Extracted records:
○ ○ ○
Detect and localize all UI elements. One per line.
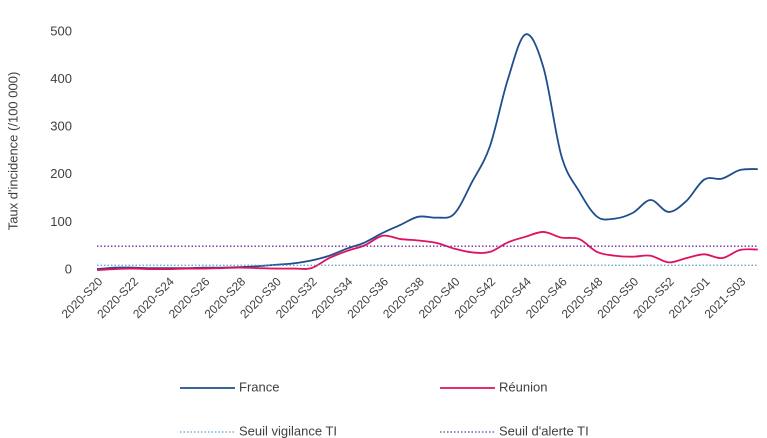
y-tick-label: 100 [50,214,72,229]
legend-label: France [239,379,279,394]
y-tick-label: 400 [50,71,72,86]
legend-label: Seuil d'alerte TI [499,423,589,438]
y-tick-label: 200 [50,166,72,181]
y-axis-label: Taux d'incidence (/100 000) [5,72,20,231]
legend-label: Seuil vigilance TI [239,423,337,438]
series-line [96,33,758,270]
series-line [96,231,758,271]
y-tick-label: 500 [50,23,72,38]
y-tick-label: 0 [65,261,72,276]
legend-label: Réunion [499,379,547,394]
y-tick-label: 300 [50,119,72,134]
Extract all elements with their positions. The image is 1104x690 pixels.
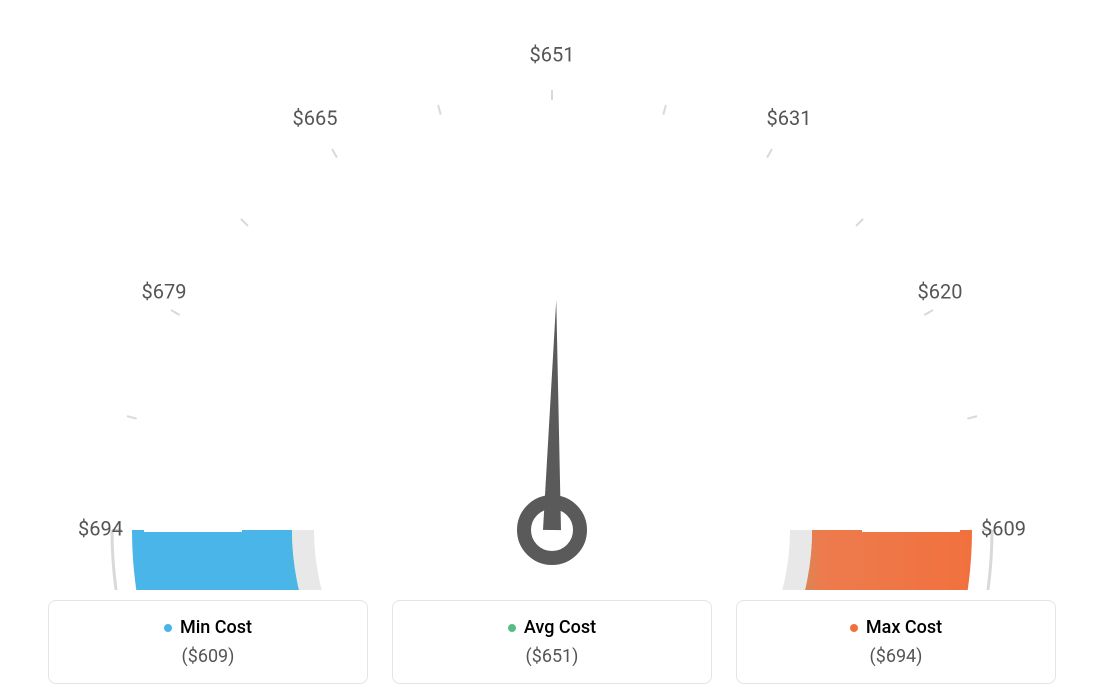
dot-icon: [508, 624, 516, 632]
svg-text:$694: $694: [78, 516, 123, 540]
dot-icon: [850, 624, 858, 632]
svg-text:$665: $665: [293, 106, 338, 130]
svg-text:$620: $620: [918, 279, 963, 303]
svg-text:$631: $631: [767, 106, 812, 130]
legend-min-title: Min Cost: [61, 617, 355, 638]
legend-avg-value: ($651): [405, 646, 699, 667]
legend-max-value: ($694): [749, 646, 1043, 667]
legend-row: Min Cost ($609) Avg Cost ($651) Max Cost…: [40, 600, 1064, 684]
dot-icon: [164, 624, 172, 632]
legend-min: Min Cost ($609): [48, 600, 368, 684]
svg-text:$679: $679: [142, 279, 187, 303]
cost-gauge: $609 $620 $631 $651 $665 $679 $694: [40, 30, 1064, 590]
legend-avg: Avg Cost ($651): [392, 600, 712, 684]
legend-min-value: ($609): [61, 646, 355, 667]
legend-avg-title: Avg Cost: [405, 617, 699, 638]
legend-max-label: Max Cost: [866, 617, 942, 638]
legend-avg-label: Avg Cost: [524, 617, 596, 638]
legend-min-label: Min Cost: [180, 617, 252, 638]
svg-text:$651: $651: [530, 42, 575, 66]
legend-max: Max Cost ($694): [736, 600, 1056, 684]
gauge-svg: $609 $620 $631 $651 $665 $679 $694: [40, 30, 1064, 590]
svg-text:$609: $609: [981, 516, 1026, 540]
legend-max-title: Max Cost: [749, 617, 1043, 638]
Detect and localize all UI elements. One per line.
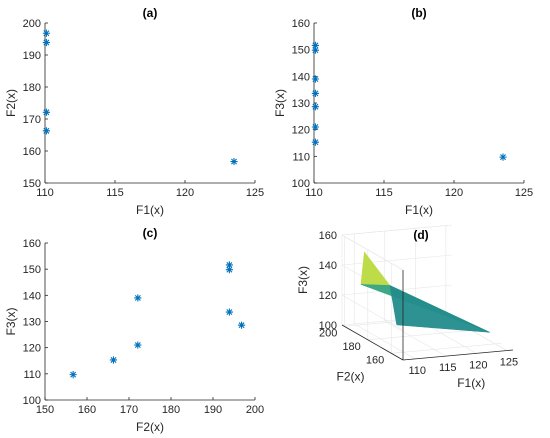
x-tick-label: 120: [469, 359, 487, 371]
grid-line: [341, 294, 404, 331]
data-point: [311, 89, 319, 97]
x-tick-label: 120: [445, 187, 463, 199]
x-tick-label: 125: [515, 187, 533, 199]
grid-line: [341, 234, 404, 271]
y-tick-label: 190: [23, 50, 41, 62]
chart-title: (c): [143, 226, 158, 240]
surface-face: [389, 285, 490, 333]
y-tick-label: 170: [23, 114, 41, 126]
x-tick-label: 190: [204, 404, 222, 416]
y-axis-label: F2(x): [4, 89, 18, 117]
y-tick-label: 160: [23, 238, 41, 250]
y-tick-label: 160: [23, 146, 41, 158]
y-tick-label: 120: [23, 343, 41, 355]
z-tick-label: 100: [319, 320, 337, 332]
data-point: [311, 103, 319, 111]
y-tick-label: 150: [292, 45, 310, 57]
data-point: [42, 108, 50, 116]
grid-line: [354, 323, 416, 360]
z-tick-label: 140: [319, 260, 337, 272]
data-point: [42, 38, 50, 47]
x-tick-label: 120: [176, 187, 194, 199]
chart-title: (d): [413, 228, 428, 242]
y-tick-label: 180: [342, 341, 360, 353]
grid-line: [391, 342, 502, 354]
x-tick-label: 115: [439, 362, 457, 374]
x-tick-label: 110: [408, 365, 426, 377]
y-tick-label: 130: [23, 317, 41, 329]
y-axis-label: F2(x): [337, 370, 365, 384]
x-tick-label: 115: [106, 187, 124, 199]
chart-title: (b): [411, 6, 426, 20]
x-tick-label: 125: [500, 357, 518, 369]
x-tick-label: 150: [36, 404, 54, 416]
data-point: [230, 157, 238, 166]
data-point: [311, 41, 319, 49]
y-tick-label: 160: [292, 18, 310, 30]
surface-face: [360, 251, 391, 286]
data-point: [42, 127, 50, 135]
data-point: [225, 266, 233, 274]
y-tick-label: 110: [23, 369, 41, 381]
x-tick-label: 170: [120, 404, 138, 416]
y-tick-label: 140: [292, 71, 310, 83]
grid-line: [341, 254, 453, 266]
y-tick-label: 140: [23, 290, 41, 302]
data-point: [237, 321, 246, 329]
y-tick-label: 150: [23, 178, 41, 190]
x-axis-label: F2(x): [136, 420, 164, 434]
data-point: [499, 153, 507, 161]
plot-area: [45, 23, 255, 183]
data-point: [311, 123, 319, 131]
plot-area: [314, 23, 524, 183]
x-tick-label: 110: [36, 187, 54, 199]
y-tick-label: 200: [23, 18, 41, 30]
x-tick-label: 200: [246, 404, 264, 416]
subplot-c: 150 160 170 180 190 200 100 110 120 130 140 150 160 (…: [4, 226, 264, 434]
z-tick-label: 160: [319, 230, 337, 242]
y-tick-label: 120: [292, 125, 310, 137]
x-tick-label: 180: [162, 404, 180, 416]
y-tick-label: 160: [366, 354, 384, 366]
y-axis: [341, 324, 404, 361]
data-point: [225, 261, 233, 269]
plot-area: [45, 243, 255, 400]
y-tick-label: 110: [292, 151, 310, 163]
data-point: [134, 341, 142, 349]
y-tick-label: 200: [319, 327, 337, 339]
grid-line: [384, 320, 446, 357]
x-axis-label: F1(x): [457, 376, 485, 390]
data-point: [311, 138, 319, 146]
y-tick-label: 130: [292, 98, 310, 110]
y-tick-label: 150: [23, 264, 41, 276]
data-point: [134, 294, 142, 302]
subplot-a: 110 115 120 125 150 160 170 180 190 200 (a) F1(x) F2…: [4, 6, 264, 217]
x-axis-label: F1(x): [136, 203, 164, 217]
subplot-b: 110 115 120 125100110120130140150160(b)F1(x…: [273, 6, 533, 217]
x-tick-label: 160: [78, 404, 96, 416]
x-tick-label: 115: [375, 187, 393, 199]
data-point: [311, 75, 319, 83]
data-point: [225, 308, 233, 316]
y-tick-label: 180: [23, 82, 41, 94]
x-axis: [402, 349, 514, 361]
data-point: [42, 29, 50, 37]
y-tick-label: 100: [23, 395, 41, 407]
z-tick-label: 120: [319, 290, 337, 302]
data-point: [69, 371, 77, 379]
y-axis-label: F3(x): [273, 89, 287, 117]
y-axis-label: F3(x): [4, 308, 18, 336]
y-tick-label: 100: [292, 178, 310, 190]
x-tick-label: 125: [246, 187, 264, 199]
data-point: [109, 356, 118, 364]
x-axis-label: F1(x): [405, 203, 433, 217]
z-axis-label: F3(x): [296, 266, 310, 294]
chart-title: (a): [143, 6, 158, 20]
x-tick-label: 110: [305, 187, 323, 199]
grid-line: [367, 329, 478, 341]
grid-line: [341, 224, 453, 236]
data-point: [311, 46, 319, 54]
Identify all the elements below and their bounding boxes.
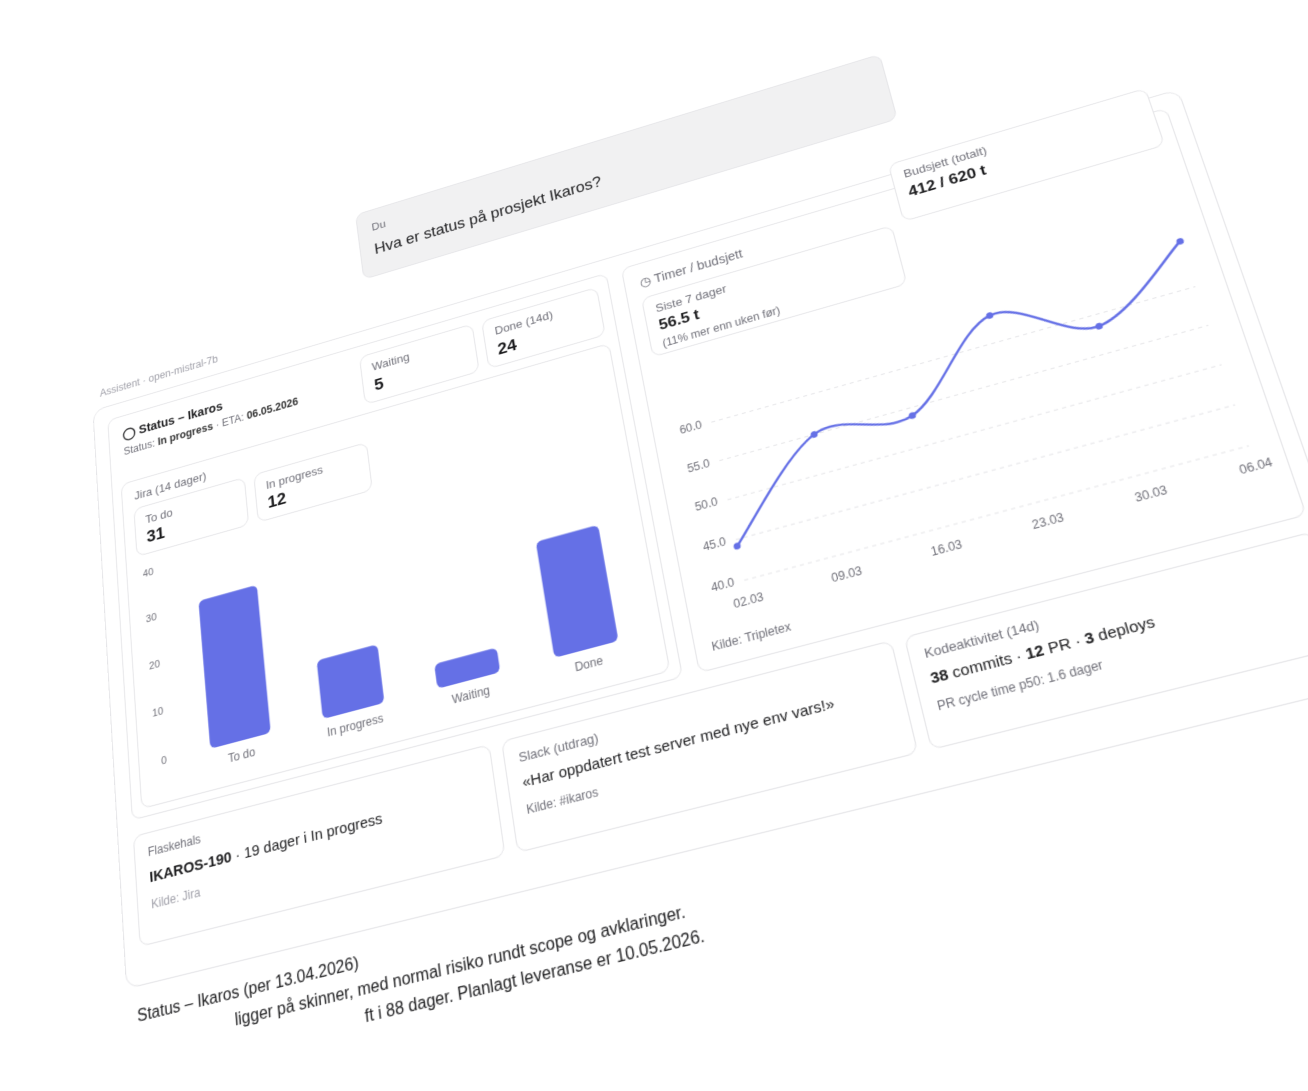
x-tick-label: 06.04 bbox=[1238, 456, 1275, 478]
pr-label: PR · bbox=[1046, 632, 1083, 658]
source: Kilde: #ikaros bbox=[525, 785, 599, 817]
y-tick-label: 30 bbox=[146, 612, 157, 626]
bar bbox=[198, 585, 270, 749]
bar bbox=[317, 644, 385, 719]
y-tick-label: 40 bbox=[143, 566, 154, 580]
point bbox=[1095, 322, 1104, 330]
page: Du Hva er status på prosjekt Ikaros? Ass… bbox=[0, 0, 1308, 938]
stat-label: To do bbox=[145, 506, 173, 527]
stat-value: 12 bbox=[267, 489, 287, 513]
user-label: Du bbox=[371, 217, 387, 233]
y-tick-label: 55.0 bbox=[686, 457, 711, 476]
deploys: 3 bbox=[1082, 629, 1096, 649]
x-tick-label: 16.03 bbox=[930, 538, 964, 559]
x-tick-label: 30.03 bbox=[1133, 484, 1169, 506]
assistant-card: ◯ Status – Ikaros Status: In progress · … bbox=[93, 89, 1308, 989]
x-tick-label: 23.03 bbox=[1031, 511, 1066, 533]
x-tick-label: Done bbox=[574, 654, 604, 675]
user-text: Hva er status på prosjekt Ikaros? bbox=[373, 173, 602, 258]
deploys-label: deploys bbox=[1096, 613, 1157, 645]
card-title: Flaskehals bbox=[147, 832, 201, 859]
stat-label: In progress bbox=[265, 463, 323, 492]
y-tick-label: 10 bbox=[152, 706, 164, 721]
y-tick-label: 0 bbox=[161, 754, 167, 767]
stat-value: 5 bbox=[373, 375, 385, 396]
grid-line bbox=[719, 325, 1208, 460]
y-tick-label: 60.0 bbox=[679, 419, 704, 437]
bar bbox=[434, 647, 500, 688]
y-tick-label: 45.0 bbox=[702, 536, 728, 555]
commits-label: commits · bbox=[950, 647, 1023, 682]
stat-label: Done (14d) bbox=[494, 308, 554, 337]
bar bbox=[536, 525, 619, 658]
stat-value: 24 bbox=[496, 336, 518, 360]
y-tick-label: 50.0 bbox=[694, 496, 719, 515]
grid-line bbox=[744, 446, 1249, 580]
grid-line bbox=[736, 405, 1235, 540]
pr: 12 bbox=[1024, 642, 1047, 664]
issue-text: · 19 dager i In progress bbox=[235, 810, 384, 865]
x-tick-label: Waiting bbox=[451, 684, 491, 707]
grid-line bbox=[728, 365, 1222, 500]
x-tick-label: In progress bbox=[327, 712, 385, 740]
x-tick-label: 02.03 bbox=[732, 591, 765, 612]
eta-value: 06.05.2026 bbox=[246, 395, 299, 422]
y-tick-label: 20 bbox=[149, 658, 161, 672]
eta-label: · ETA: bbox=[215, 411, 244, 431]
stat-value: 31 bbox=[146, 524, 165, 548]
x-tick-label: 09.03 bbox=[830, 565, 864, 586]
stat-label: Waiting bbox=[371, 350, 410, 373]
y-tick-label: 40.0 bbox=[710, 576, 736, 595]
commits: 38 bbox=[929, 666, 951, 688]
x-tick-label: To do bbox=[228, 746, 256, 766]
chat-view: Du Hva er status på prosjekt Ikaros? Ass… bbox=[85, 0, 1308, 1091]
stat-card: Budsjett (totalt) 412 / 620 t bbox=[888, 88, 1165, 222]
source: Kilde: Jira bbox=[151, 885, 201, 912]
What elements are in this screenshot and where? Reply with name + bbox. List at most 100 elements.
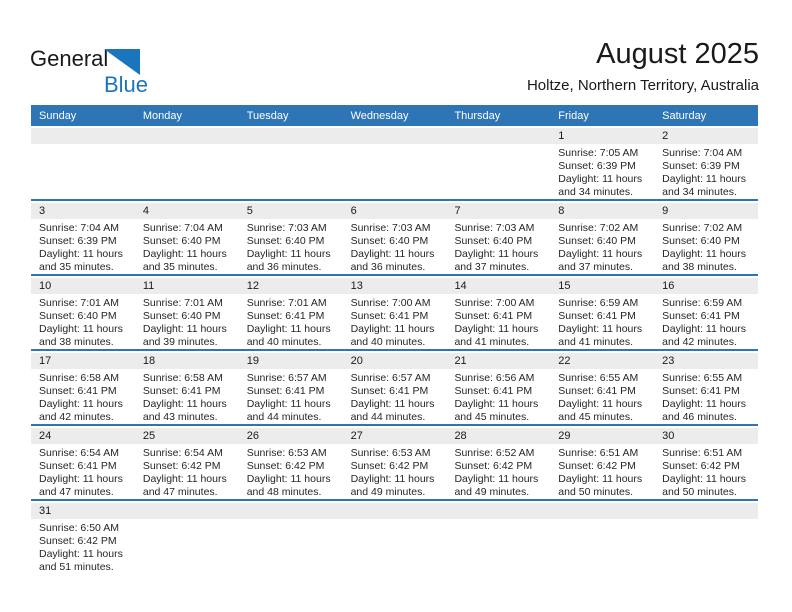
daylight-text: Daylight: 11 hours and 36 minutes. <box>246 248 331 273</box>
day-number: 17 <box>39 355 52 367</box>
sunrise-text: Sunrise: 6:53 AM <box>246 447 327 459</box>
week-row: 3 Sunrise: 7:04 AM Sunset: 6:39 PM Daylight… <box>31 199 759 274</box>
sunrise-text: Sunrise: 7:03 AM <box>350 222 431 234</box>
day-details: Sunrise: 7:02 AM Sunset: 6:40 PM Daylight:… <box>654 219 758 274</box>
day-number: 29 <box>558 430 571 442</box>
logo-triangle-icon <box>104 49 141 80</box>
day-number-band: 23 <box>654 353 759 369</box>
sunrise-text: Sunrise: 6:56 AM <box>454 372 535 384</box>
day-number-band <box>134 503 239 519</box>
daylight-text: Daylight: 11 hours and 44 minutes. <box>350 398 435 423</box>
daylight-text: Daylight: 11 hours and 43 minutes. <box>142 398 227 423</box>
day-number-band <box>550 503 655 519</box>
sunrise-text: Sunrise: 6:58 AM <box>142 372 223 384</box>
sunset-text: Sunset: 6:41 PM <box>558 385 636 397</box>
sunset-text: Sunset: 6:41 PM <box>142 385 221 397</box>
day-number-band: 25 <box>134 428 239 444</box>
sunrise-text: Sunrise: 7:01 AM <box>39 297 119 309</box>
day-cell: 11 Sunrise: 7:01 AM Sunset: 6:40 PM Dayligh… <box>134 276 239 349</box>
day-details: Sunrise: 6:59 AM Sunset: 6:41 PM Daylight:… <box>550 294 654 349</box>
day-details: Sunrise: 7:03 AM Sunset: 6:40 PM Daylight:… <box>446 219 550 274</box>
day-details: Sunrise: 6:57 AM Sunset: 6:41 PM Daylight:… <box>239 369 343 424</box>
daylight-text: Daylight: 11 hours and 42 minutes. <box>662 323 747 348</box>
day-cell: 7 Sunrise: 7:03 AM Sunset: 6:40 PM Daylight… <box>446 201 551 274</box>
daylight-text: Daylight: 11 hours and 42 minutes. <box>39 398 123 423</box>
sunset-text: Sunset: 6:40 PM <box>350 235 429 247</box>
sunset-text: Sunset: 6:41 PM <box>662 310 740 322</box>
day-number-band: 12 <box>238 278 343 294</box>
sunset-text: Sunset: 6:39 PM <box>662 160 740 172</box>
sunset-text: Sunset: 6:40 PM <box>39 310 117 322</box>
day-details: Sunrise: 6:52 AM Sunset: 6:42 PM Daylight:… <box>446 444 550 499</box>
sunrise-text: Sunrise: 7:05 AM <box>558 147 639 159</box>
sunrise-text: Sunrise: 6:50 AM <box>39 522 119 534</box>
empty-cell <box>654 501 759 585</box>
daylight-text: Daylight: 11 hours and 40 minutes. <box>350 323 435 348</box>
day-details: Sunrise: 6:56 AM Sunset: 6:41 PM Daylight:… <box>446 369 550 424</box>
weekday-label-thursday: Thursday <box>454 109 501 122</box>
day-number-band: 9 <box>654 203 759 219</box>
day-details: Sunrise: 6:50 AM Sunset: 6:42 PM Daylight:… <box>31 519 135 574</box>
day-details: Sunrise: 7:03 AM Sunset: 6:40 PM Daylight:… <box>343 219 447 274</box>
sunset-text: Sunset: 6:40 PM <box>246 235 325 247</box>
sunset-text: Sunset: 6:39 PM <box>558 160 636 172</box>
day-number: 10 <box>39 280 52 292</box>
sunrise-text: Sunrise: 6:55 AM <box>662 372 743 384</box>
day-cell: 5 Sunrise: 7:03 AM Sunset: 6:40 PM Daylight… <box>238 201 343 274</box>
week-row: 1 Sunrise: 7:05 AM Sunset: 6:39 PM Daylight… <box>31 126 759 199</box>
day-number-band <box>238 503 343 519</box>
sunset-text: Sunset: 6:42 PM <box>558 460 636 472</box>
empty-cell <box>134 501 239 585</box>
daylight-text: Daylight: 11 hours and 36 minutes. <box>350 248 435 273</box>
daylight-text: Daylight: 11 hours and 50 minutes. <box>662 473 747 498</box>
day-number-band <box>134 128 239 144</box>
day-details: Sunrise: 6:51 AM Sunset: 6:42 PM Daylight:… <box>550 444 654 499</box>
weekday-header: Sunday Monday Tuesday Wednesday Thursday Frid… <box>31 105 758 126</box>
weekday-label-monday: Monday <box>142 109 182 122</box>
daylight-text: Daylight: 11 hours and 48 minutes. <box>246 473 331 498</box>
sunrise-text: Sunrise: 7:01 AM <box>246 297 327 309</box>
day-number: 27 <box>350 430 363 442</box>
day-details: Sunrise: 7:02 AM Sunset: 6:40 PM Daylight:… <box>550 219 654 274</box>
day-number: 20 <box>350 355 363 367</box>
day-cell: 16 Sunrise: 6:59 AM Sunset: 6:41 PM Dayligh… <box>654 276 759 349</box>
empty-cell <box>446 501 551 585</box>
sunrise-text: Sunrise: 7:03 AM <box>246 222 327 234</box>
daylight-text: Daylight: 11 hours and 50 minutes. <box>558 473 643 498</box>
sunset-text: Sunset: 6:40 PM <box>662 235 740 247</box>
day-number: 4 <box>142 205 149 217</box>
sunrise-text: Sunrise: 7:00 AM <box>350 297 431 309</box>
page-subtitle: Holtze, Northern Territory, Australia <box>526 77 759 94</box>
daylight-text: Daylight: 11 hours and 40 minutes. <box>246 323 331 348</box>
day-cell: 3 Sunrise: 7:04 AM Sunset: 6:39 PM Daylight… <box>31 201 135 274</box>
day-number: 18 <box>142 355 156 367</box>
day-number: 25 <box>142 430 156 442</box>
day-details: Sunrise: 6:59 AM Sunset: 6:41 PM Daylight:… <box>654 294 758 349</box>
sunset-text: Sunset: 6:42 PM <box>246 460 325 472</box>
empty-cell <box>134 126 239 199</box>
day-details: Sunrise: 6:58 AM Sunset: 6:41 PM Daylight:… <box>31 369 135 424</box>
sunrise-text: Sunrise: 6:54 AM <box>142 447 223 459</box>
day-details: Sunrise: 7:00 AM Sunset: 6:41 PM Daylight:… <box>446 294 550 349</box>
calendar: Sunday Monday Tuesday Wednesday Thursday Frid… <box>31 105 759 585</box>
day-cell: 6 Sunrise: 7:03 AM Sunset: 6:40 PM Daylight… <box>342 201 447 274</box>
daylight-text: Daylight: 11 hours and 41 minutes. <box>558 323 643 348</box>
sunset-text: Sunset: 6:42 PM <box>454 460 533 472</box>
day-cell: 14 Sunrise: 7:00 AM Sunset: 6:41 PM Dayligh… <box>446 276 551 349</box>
○ ○ ○
# Task details:
Repeat the lines from the one with "x-tick-label: 06.04 bbox=[1238, 456, 1275, 478]" up to and including the one with "point bbox=[1095, 322, 1104, 330]".

# The answer:
x-tick-label: 06.04 bbox=[1238, 456, 1275, 478]
pr-label: PR · bbox=[1046, 632, 1083, 658]
source: Kilde: #ikaros bbox=[525, 785, 599, 817]
y-tick-label: 30 bbox=[146, 612, 157, 626]
bar bbox=[198, 585, 270, 749]
bar bbox=[317, 644, 385, 719]
y-tick-label: 40 bbox=[143, 566, 154, 580]
point bbox=[1095, 322, 1104, 330]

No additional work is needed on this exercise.